## EXERCISE:
In the lines below, find the one that contains "What does this" and write it out exactly, along with every line that follows it.

## SUPPLIED DATA:
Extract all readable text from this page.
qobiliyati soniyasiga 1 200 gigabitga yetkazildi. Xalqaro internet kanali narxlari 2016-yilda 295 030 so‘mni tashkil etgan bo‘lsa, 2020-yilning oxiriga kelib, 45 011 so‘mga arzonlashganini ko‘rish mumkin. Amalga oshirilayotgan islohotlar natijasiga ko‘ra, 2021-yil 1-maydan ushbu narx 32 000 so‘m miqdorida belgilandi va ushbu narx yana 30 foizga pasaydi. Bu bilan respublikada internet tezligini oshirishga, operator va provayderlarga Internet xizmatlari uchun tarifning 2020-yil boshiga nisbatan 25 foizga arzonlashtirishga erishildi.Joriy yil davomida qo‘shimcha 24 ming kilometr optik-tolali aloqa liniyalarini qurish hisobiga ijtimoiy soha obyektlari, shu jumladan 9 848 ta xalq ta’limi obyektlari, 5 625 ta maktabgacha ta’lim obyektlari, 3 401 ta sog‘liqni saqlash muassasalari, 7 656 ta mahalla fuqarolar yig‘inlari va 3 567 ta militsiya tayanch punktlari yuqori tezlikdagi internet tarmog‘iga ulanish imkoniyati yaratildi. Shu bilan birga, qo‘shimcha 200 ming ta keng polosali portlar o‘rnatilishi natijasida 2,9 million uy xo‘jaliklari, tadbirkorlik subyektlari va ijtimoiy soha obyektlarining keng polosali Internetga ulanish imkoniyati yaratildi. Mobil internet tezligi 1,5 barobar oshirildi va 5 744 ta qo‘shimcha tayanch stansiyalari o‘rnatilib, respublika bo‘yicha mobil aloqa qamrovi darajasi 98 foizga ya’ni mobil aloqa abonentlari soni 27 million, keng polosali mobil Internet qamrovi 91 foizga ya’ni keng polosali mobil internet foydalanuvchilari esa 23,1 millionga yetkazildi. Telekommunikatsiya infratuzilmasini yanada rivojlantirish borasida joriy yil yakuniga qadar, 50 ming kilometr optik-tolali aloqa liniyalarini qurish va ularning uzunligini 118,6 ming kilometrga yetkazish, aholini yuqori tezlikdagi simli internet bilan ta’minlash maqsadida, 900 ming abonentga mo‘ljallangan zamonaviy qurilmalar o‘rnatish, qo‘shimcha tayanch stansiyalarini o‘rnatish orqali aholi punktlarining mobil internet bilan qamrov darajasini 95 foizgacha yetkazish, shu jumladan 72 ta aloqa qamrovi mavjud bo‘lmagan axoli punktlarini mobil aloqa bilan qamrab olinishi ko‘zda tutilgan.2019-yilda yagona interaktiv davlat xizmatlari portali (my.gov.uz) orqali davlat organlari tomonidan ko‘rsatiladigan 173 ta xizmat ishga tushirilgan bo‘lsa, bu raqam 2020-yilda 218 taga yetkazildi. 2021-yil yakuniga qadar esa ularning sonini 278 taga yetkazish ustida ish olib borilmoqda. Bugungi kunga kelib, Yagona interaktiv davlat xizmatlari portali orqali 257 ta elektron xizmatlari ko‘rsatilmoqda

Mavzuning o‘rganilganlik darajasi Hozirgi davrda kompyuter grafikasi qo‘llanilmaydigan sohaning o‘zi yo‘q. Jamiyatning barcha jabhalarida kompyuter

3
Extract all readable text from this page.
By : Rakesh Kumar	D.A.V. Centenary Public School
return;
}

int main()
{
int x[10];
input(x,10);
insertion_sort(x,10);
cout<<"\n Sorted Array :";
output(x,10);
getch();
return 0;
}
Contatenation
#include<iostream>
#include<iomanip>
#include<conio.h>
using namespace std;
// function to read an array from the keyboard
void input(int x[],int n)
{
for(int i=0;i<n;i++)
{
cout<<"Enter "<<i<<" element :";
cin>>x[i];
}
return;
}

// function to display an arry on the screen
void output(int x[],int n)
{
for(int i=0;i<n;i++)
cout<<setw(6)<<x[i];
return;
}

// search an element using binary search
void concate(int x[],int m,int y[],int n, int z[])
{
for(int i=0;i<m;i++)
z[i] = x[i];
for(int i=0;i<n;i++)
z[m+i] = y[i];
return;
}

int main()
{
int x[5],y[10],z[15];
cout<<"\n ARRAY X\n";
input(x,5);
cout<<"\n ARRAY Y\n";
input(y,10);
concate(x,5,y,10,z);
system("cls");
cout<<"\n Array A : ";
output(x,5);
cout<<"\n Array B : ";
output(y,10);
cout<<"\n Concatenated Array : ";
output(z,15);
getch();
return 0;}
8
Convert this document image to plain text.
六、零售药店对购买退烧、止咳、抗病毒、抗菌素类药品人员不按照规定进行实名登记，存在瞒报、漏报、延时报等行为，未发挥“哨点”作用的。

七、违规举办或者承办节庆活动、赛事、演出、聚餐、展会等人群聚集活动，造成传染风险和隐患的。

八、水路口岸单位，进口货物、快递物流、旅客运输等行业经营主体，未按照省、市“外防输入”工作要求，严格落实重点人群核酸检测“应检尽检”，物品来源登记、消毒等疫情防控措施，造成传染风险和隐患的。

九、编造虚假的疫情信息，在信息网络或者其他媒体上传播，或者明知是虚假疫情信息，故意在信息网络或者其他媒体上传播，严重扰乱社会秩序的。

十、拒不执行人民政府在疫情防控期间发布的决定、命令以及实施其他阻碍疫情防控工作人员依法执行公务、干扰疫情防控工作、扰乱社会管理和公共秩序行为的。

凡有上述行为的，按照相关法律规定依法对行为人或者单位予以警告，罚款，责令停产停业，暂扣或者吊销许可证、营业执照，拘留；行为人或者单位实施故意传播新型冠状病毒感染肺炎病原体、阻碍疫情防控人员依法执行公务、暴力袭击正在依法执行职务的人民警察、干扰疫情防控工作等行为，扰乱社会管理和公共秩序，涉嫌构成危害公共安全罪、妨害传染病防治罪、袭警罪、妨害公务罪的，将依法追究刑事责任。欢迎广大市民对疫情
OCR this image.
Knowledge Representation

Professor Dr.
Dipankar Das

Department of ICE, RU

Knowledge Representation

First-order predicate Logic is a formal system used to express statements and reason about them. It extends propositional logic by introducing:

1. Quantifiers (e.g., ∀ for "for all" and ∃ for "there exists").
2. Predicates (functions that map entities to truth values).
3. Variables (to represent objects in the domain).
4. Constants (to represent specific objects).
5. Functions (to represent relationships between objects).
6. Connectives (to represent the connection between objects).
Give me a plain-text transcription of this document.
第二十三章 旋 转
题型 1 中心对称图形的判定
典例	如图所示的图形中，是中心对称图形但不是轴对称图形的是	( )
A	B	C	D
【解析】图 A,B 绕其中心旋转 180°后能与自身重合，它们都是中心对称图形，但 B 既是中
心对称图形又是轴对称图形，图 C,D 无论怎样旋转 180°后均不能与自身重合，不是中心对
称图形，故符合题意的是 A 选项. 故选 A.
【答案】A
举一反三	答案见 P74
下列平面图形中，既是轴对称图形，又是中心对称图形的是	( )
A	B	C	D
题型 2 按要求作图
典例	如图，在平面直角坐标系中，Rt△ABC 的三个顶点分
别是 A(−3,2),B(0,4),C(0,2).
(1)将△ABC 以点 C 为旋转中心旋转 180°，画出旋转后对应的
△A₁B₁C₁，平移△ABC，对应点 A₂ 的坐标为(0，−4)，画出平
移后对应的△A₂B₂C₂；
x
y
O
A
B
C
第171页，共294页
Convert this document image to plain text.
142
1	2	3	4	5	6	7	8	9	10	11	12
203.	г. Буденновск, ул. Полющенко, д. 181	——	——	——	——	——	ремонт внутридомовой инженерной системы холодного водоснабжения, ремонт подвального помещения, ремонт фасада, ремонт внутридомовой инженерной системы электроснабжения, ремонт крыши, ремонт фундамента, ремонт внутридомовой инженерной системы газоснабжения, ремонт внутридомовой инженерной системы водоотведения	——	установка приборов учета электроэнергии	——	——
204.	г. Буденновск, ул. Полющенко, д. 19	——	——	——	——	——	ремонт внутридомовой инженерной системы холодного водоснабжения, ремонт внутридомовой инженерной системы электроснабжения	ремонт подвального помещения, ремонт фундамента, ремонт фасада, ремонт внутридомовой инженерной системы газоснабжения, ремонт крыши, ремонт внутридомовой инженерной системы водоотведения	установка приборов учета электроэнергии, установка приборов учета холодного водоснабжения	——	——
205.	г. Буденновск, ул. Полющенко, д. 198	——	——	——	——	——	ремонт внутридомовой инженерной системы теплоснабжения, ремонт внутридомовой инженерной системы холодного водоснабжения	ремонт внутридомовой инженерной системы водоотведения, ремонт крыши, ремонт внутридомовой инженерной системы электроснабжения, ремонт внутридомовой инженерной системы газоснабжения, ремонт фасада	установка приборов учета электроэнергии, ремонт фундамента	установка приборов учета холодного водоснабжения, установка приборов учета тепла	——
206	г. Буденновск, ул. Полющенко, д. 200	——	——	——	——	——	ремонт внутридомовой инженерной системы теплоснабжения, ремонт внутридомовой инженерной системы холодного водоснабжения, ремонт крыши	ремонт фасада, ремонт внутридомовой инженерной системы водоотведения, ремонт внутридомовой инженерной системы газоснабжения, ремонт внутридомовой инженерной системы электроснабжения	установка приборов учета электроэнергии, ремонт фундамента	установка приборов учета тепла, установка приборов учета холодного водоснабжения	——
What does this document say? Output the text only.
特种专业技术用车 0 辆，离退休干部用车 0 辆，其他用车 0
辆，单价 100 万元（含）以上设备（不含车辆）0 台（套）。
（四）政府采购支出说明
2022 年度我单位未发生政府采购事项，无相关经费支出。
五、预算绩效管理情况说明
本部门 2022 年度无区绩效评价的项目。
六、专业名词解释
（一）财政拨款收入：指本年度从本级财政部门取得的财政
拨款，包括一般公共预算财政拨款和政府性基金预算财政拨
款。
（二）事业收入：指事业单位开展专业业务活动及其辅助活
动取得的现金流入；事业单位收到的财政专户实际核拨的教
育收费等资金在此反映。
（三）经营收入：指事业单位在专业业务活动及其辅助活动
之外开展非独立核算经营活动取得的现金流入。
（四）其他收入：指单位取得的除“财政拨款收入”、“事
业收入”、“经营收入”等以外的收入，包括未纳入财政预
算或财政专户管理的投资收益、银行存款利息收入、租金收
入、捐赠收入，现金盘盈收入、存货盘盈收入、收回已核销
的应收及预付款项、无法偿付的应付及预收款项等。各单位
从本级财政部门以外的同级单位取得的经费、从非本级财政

## RIGHT ANSWER:
What does this document say? Output the text only.
特种专业技术用车 0 辆，离退休干部用车 0 辆，其他用车 0
辆，单价 100 万元（含）以上设备（不含车辆）0 台（套）。
（四）政府采购支出说明
2022 年度我单位未发生政府采购事项，无相关经费支出。
五、预算绩效管理情况说明
本部门 2022 年度无区绩效评价的项目。
六、专业名词解释
（一）财政拨款收入：指本年度从本级财政部门取得的财政
拨款，包括一般公共预算财政拨款和政府性基金预算财政拨
款。
（二）事业收入：指事业单位开展专业业务活动及其辅助活
动取得的现金流入；事业单位收到的财政专户实际核拨的教
育收费等资金在此反映。
（三）经营收入：指事业单位在专业业务活动及其辅助活动
之外开展非独立核算经营活动取得的现金流入。
（四）其他收入：指单位取得的除“财政拨款收入”、“事
业收入”、“经营收入”等以外的收入，包括未纳入财政预
算或财政专户管理的投资收益、银行存款利息收入、租金收
入、捐赠收入，现金盘盈收入、存货盘盈收入、收回已核销
的应收及预付款项、无法偿付的应付及预收款项等。各单位
从本级财政部门以外的同级单位取得的经费、从非本级财政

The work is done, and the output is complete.